• [Task details] Return each line of the material verbatim.

• [Supplied data]
━━━━━━━━━━━━━━━━━━━━━━━━━━━━━━

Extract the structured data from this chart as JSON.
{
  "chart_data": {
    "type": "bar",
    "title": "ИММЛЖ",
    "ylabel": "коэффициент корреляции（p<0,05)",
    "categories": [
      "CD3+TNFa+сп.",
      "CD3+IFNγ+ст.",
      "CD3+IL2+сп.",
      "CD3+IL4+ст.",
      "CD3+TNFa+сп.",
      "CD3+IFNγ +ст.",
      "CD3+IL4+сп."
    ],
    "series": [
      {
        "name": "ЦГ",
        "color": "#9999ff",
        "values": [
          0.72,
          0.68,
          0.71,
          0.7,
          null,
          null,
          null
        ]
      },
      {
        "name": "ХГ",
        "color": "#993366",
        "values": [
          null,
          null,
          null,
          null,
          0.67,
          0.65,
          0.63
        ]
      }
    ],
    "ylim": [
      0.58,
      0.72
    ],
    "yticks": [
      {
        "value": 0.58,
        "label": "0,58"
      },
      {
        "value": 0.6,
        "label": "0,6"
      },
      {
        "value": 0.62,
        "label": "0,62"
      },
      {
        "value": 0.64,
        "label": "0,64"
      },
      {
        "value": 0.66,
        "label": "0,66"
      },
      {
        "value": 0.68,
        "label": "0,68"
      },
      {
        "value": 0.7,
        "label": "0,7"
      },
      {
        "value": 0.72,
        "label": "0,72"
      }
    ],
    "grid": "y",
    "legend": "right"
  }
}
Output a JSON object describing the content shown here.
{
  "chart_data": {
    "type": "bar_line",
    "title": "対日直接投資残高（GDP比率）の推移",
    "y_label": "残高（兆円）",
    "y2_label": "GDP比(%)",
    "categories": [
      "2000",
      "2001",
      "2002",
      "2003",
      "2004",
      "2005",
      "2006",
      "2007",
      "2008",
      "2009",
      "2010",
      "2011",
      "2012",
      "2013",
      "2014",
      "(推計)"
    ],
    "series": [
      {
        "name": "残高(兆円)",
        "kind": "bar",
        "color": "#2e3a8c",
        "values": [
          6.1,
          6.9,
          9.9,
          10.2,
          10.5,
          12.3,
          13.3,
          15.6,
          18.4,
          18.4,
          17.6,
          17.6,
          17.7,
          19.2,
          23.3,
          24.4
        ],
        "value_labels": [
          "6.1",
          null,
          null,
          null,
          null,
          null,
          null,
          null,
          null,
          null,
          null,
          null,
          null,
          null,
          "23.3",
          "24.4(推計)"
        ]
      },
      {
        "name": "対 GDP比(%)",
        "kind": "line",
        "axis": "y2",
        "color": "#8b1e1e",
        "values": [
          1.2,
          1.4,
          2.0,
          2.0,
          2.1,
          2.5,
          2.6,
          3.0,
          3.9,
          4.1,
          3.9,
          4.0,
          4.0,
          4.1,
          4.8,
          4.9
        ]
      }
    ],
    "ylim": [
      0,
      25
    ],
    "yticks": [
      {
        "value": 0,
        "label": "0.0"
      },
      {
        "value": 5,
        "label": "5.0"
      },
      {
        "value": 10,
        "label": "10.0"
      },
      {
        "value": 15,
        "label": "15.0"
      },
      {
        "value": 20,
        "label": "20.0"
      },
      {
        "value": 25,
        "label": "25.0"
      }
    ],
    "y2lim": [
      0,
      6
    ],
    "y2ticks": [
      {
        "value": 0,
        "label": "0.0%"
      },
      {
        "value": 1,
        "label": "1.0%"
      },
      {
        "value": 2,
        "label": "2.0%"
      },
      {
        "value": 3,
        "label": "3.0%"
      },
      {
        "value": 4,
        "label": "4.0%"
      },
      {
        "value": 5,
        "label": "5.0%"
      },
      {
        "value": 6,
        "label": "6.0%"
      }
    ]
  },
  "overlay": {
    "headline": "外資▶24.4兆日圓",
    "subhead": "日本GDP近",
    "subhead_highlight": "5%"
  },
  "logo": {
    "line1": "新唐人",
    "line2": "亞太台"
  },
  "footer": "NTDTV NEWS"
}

━━━━━━━━━━━━━━━━━━━━━━━━━━━━━━

• [Answer to this problem]
Extract the structured data from this chart as JSON.
{
  "chart_data": {
    "type": "bar",
    "title": "ИММЛЖ",
    "ylabel": "коэффициент корреляции（p<0,05)",
    "categories": [
      "CD3+TNFa+сп.",
      "CD3+IFNγ+ст.",
      "CD3+IL2+сп.",
      "CD3+IL4+ст.",
      "CD3+TNFa+сп.",
      "CD3+IFNγ +ст.",
      "CD3+IL4+сп."
    ],
    "series": [
      {
        "name": "ЦГ",
        "color": "#9999ff",
        "values": [
          0.72,
          0.68,
          0.71,
          0.7,
          null,
          null,
          null
        ]
      },
      {
        "name": "ХГ",
        "color": "#993366",
        "values": [
          null,
          null,
          null,
          null,
          0.67,
          0.65,
          0.63
        ]
      }
    ],
    "ylim": [
      0.58,
      0.72
    ],
    "yticks": [
      {
        "value": 0.58,
        "label": "0,58"
      },
      {
        "value": 0.6,
        "label": "0,6"
      },
      {
        "value": 0.62,
        "label": "0,62"
      },
      {
        "value": 0.64,
        "label": "0,64"
      },
      {
        "value": 0.66,
        "label": "0,66"
      },
      {
        "value": 0.68,
        "label": "0,68"
      },
      {
        "value": 0.7,
        "label": "0,7"
      },
      {
        "value": 0.72,
        "label": "0,72"
      }
    ],
    "grid": "y",
    "legend": "right"
  }
}
Output a JSON object describing the content shown here.
{
  "chart_data": {
    "type": "bar_line",
    "title": "対日直接投資残高（GDP比率）の推移",
    "y_label": "残高（兆円）",
    "y2_label": "GDP比(%)",
    "categories": [
      "2000",
      "2001",
      "2002",
      "2003",
      "2004",
      "2005",
      "2006",
      "2007",
      "2008",
      "2009",
      "2010",
      "2011",
      "2012",
      "2013",
      "2014",
      "(推計)"
    ],
    "series": [
      {
        "name": "残高(兆円)",
        "kind": "bar",
        "color": "#2e3a8c",
        "values": [
          6.1,
          6.9,
          9.9,
          10.2,
          10.5,
          12.3,
          13.3,
          15.6,
          18.4,
          18.4,
          17.6,
          17.6,
          17.7,
          19.2,
          23.3,
          24.4
        ],
        "value_labels": [
          "6.1",
          null,
          null,
          null,
          null,
          null,
          null,
          null,
          null,
          null,
          null,
          null,
          null,
          null,
          "23.3",
          "24.4(推計)"
        ]
      },
      {
        "name": "対 GDP比(%)",
        "kind": "line",
        "axis": "y2",
        "color": "#8b1e1e",
        "values": [
          1.2,
          1.4,
          2.0,
          2.0,
          2.1,
          2.5,
          2.6,
          3.0,
          3.9,
          4.1,
          3.9,
          4.0,
          4.0,
          4.1,
          4.8,
          4.9
        ]
      }
    ],
    "ylim": [
      0,
      25
    ],
    "yticks": [
      {
        "value": 0,
        "label": "0.0"
      },
      {
        "value": 5,
        "label": "5.0"
      },
      {
        "value": 10,
        "label": "10.0"
      },
      {
        "value": 15,
        "label": "15.0"
      },
      {
        "value": 20,
        "label": "20.0"
      },
      {
        "value": 25,
        "label": "25.0"
      }
    ],
    "y2lim": [
      0,
      6
    ],
    "y2ticks": [
      {
        "value": 0,
        "label": "0.0%"
      },
      {
        "value": 1,
        "label": "1.0%"
      },
      {
        "value": 2,
        "label": "2.0%"
      },
      {
        "value": 3,
        "label": "3.0%"
      },
      {
        "value": 4,
        "label": "4.0%"
      },
      {
        "value": 5,
        "label": "5.0%"
      },
      {
        "value": 6,
        "label": "6.0%"
      }
    ]
  },
  "overlay": {
    "headline": "外資▶24.4兆日圓",
    "subhead": "日本GDP近",
    "subhead_highlight": "5%"
  },
  "logo": {
    "line1": "新唐人",
    "line2": "亞太台"
  },
  "footer": "NTDTV NEWS"
}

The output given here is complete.